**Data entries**
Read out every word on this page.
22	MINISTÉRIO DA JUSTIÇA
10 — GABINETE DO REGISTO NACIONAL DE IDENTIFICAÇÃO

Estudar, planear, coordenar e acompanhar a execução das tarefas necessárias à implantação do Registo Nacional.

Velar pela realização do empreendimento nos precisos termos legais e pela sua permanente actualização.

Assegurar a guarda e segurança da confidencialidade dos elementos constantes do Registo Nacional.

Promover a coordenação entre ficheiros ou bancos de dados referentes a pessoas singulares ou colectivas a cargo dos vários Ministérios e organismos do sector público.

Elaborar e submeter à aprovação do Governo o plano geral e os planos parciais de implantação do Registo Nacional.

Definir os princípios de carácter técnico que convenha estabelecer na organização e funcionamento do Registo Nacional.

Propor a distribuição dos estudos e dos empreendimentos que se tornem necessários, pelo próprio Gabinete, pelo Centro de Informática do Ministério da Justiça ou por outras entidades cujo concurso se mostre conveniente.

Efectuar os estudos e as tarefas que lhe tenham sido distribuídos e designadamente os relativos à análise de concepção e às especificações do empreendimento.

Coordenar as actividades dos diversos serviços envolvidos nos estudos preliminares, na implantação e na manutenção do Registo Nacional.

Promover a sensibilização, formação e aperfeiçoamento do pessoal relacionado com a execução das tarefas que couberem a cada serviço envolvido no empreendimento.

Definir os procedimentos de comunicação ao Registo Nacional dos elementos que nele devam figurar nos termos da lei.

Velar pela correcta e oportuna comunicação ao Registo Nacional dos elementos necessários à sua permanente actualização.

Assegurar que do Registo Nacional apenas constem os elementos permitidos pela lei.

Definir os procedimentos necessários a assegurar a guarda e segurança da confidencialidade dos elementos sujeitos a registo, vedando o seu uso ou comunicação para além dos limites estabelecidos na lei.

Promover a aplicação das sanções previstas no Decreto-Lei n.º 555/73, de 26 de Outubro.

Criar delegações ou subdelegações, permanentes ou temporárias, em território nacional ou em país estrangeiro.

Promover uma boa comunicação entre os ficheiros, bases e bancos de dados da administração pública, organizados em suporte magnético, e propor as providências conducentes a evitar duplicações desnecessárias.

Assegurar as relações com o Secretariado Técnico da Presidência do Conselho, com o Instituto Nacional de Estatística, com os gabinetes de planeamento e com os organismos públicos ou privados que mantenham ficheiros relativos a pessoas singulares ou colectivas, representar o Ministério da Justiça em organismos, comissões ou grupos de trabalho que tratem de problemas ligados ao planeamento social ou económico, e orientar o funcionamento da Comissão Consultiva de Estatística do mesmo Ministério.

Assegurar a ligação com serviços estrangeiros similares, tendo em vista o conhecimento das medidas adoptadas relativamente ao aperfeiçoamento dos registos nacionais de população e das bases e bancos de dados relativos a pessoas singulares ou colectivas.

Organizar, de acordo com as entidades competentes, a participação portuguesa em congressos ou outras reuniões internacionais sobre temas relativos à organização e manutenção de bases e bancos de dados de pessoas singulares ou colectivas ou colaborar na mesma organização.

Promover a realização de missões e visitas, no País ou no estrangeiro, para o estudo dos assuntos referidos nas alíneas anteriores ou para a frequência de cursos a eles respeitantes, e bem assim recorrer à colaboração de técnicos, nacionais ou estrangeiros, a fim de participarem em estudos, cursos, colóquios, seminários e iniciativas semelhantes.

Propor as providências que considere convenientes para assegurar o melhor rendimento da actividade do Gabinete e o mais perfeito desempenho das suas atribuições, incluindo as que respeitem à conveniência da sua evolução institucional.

**TASK BRIEF**
Go through the records above and retype each one exactly.

**PROBLEM SOLUTION**
Read out every word on this page.
22	MINISTÉRIO DA JUSTIÇA
10 — GABINETE DO REGISTO NACIONAL DE IDENTIFICAÇÃO

Estudar, planear, coordenar e acompanhar a execução das tarefas necessárias à implantação do Registo Nacional.

Velar pela realização do empreendimento nos precisos termos legais e pela sua permanente actualização.

Assegurar a guarda e segurança da confidencialidade dos elementos constantes do Registo Nacional.

Promover a coordenação entre ficheiros ou bancos de dados referentes a pessoas singulares ou colectivas a cargo dos vários Ministérios e organismos do sector público.

Elaborar e submeter à aprovação do Governo o plano geral e os planos parciais de implantação do Registo Nacional.

Definir os princípios de carácter técnico que convenha estabelecer na organização e funcionamento do Registo Nacional.

Propor a distribuição dos estudos e dos empreendimentos que se tornem necessários, pelo próprio Gabinete, pelo Centro de Informática do Ministério da Justiça ou por outras entidades cujo concurso se mostre conveniente.

Efectuar os estudos e as tarefas que lhe tenham sido distribuídos e designadamente os relativos à análise de concepção e às especificações do empreendimento.

Coordenar as actividades dos diversos serviços envolvidos nos estudos preliminares, na implantação e na manutenção do Registo Nacional.

Promover a sensibilização, formação e aperfeiçoamento do pessoal relacionado com a execução das tarefas que couberem a cada serviço envolvido no empreendimento.

Definir os procedimentos de comunicação ao Registo Nacional dos elementos que nele devam figurar nos termos da lei.

Velar pela correcta e oportuna comunicação ao Registo Nacional dos elementos necessários à sua permanente actualização.

Assegurar que do Registo Nacional apenas constem os elementos permitidos pela lei.

Definir os procedimentos necessários a assegurar a guarda e segurança da confidencialidade dos elementos sujeitos a registo, vedando o seu uso ou comunicação para além dos limites estabelecidos na lei.

Promover a aplicação das sanções previstas no Decreto-Lei n.º 555/73, de 26 de Outubro.

Criar delegações ou subdelegações, permanentes ou temporárias, em território nacional ou em país estrangeiro.

Promover uma boa comunicação entre os ficheiros, bases e bancos de dados da administração pública, organizados em suporte magnético, e propor as providências conducentes a evitar duplicações desnecessárias.

Assegurar as relações com o Secretariado Técnico da Presidência do Conselho, com o Instituto Nacional de Estatística, com os gabinetes de planeamento e com os organismos públicos ou privados que mantenham ficheiros relativos a pessoas singulares ou colectivas, representar o Ministério da Justiça em organismos, comissões ou grupos de trabalho que tratem de problemas ligados ao planeamento social ou económico, e orientar o funcionamento da Comissão Consultiva de Estatística do mesmo Ministério.

Assegurar a ligação com serviços estrangeiros similares, tendo em vista o conhecimento das medidas adoptadas relativamente ao aperfeiçoamento dos registos nacionais de população e das bases e bancos de dados relativos a pessoas singulares ou colectivas.

Organizar, de acordo com as entidades competentes, a participação portuguesa em congressos ou outras reuniões internacionais sobre temas relativos à organização e manutenção de bases e bancos de dados de pessoas singulares ou colectivas ou colaborar na mesma organização.

Promover a realização de missões e visitas, no País ou no estrangeiro, para o estudo dos assuntos referidos nas alíneas anteriores ou para a frequência de cursos a eles respeitantes, e bem assim recorrer à colaboração de técnicos, nacionais ou estrangeiros, a fim de participarem em estudos, cursos, colóquios, seminários e iniciativas semelhantes.

Propor as providências que considere convenientes para assegurar o melhor rendimento da actividade do Gabinete e o mais perfeito desempenho das suas atribuições, incluindo as que respeitem à conveniência da sua evolução institucional.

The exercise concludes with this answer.